--- Begin ---
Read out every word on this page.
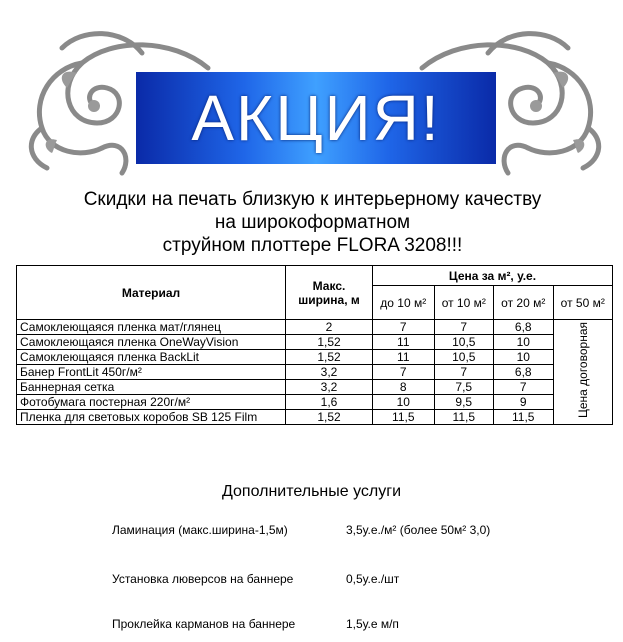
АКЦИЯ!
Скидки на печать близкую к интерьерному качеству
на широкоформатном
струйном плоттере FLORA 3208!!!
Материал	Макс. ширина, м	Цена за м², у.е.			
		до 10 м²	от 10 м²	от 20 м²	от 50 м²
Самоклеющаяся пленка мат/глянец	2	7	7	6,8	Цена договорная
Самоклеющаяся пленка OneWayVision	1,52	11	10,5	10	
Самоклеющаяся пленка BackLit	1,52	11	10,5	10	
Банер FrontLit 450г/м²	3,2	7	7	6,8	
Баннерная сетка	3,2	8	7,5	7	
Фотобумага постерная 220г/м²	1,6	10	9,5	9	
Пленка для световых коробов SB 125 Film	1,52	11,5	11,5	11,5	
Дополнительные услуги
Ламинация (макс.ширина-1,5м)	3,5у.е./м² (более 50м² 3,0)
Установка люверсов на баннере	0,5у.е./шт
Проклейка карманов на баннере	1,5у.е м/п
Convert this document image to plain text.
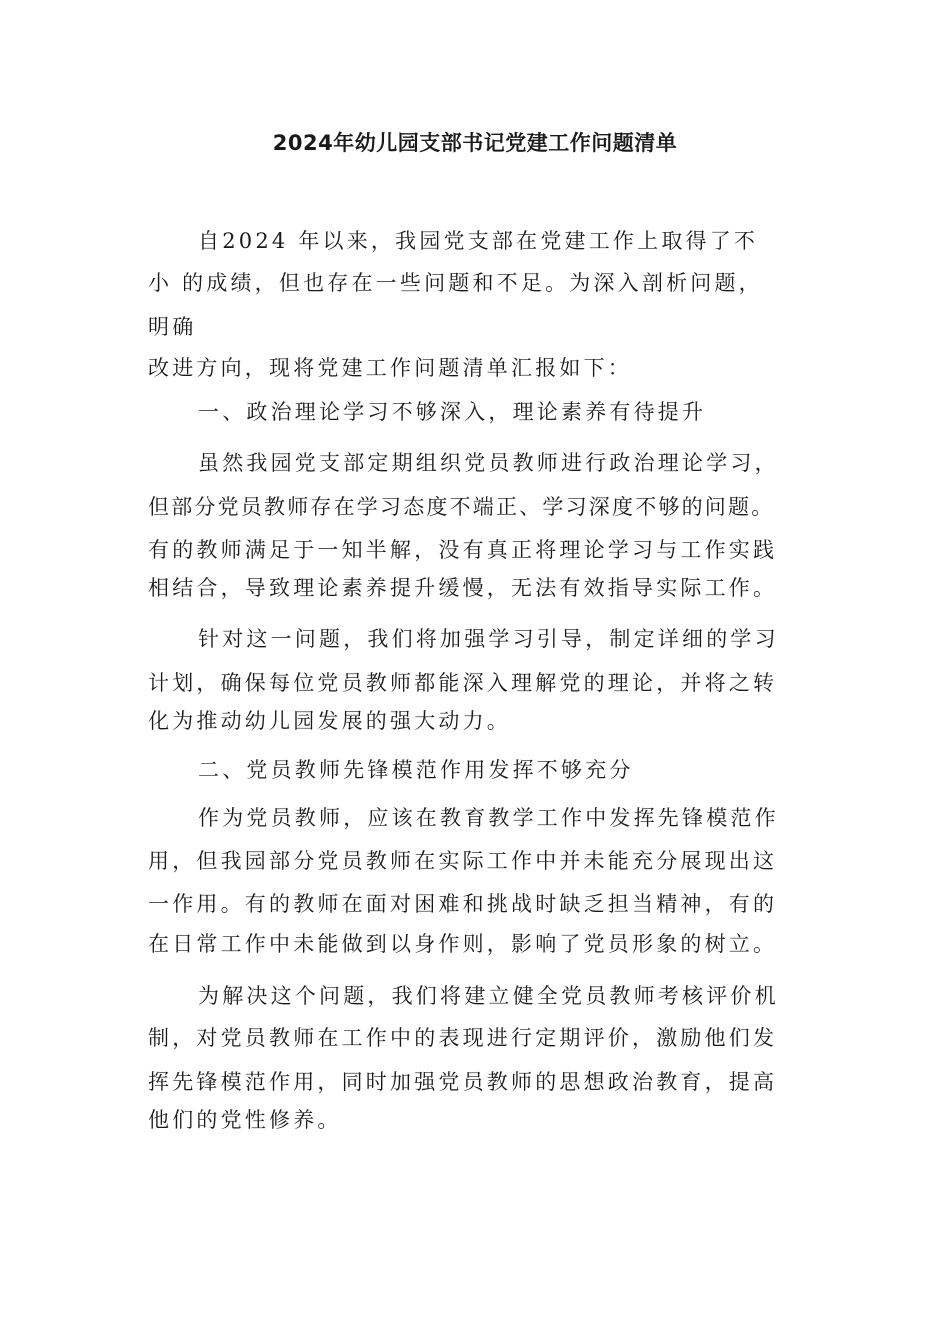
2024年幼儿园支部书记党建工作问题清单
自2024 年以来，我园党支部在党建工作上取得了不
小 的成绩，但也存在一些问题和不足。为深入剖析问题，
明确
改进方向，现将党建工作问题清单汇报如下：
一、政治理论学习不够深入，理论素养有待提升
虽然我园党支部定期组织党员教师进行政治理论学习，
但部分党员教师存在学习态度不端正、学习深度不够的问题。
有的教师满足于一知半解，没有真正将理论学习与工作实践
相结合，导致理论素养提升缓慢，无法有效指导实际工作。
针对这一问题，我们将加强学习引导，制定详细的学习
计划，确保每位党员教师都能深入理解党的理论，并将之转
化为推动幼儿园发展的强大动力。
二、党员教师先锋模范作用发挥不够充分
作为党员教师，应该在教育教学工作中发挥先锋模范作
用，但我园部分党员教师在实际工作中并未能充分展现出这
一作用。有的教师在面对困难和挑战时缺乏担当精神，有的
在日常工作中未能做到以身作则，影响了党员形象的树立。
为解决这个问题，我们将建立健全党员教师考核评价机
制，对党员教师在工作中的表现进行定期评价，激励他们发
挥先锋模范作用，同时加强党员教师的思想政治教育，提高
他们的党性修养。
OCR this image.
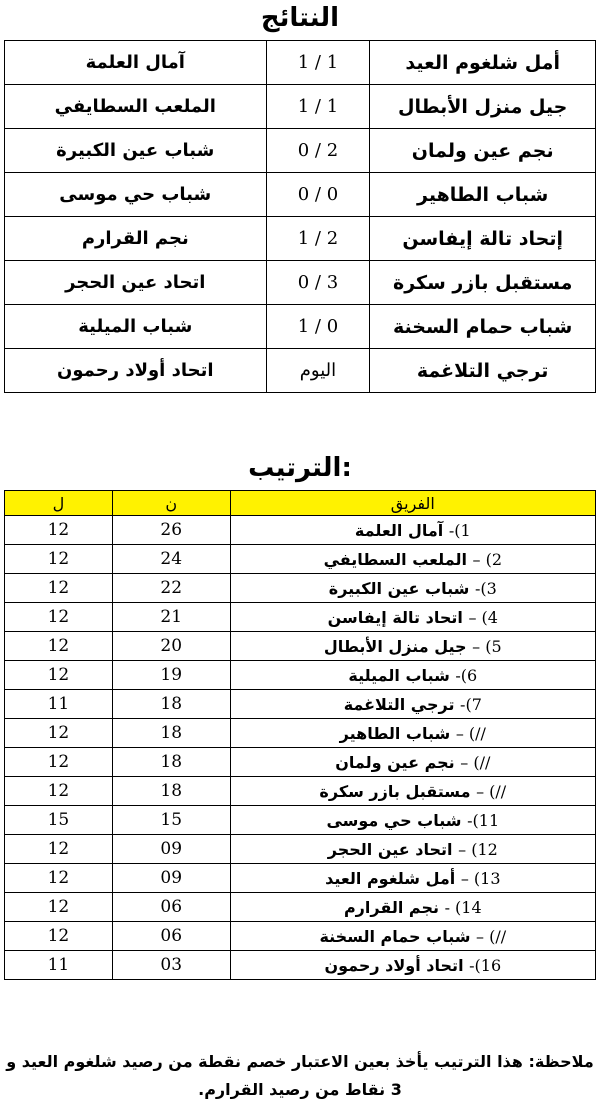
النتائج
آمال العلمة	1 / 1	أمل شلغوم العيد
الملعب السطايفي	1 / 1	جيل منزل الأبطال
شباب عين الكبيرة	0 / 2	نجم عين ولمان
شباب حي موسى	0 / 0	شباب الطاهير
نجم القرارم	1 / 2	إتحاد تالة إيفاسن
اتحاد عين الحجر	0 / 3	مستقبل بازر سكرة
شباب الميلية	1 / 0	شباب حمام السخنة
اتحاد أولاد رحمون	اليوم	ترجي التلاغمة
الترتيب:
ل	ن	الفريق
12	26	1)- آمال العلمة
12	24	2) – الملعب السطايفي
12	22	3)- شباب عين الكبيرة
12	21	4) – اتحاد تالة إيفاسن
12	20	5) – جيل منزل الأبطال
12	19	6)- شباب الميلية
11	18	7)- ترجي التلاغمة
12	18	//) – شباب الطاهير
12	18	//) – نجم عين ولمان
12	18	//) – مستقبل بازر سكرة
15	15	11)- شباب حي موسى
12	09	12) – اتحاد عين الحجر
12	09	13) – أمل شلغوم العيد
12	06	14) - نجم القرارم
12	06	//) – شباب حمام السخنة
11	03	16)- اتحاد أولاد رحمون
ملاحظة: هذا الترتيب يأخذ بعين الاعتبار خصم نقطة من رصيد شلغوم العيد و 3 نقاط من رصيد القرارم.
--- End ---
--- Begin ---
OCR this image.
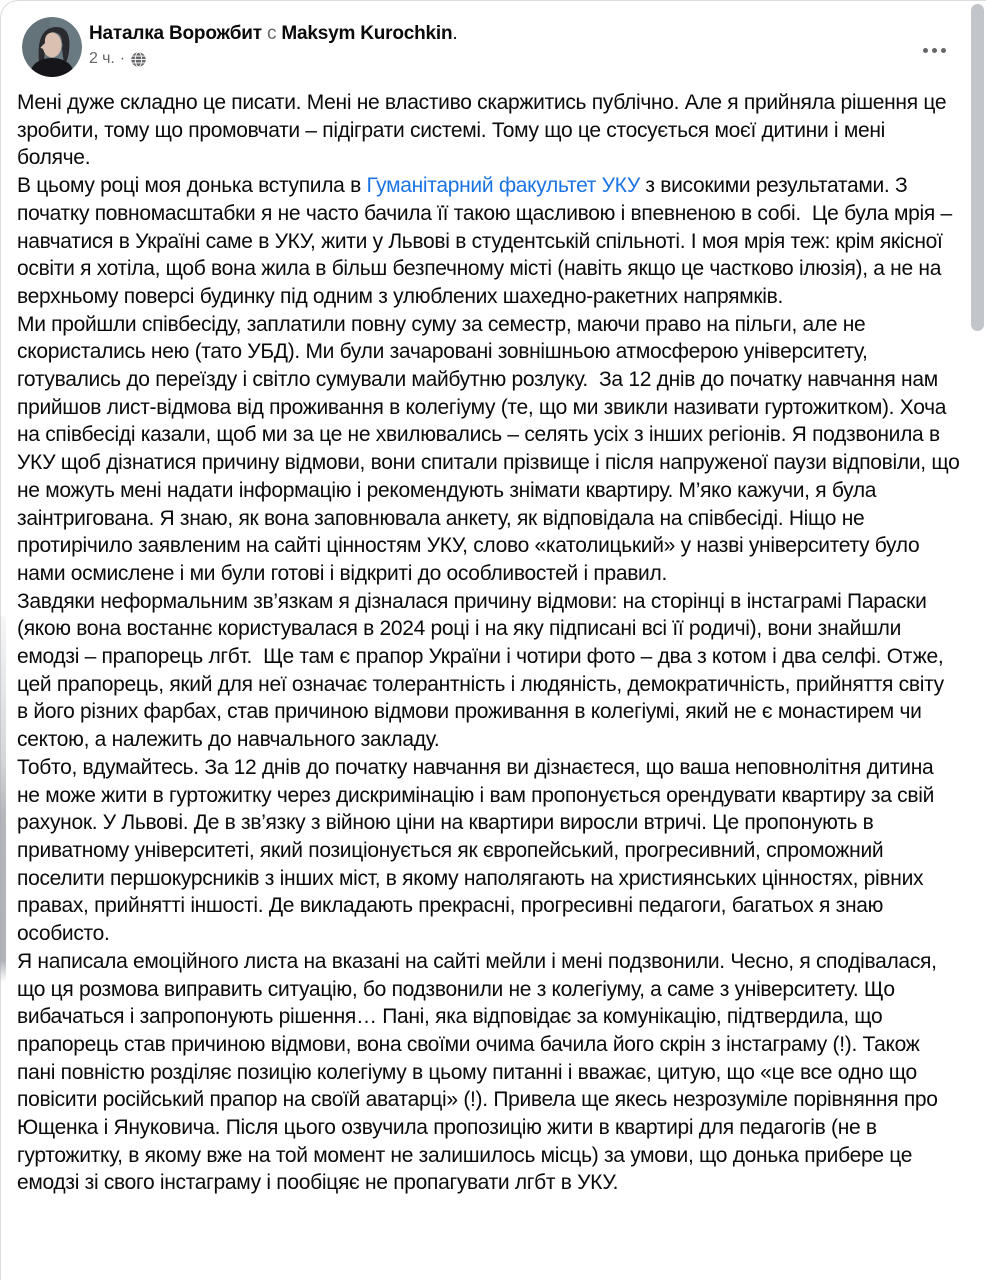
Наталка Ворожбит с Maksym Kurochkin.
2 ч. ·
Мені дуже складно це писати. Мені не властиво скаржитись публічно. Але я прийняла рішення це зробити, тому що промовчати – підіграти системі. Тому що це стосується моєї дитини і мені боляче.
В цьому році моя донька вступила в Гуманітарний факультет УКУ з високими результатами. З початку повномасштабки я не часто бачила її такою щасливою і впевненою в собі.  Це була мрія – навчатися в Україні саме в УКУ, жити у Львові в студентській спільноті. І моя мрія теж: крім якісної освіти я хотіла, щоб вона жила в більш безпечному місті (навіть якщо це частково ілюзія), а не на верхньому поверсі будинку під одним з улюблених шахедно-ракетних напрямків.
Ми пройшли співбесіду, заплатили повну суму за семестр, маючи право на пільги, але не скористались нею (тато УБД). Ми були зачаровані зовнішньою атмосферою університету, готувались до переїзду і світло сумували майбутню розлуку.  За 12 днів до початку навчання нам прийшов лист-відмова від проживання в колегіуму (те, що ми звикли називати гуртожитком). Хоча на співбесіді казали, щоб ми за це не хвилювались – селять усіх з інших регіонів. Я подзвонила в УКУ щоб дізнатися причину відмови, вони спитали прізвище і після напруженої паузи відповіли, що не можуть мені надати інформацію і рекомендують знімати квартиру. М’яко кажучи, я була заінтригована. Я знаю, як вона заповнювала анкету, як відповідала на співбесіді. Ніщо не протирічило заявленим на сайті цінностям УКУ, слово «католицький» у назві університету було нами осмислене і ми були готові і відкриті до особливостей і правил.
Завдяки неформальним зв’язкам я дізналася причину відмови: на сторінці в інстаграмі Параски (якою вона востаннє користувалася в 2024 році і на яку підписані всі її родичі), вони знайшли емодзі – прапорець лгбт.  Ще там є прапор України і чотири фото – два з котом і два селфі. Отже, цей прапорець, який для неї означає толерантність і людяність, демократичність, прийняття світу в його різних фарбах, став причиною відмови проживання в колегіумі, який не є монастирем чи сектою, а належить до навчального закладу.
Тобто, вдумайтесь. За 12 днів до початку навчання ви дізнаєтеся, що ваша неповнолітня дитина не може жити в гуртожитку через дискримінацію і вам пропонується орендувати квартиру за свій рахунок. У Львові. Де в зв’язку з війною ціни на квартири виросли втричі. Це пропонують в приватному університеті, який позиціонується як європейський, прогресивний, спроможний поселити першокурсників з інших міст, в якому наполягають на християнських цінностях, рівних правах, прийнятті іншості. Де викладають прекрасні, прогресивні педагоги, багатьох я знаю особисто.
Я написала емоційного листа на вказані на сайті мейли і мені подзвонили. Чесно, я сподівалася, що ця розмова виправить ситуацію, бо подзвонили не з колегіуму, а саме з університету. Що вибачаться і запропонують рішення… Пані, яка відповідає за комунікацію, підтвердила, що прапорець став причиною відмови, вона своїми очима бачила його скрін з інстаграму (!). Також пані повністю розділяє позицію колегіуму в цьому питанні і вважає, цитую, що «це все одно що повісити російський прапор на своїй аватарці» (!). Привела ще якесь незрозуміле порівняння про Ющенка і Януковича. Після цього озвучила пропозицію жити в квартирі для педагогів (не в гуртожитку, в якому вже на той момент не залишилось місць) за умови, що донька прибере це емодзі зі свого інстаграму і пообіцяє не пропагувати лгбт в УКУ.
--- End ---
■ **Set problem**:
Sift through the entries and copy every line with "році".

■ **Exercise answer**:
В цьому році моя донька вступила в Гуманітарний факультет УКУ з високими результатами. З початку повномасштабки я не часто бачила її такою щасливою і впевненою в собі.  Це була мрія – навчатися в Україні саме в УКУ, жити у Львові в студентській спільноті. І моя мрія теж: крім якісної освіти я хотіла, щоб вона жила в більш безпечному місті (навіть якщо це частково ілюзія), а не на верхньому поверсі будинку під одним з улюблених шахедно-ракетних напрямків.
Завдяки неформальним зв’язкам я дізналася причину відмови: на сторінці в інстаграмі Параски (якою вона востаннє користувалася в 2024 році і на яку підписані всі її родичі), вони знайшли емодзі – прапорець лгбт.  Ще там є прапор України і чотири фото – два з котом і два селфі. Отже, цей прапорець, який для неї означає толерантність і людяність, демократичність, прийняття світу в його різних фарбах, став причиною відмови проживання в колегіумі, який не є монастирем чи сектою, а належить до навчального закладу.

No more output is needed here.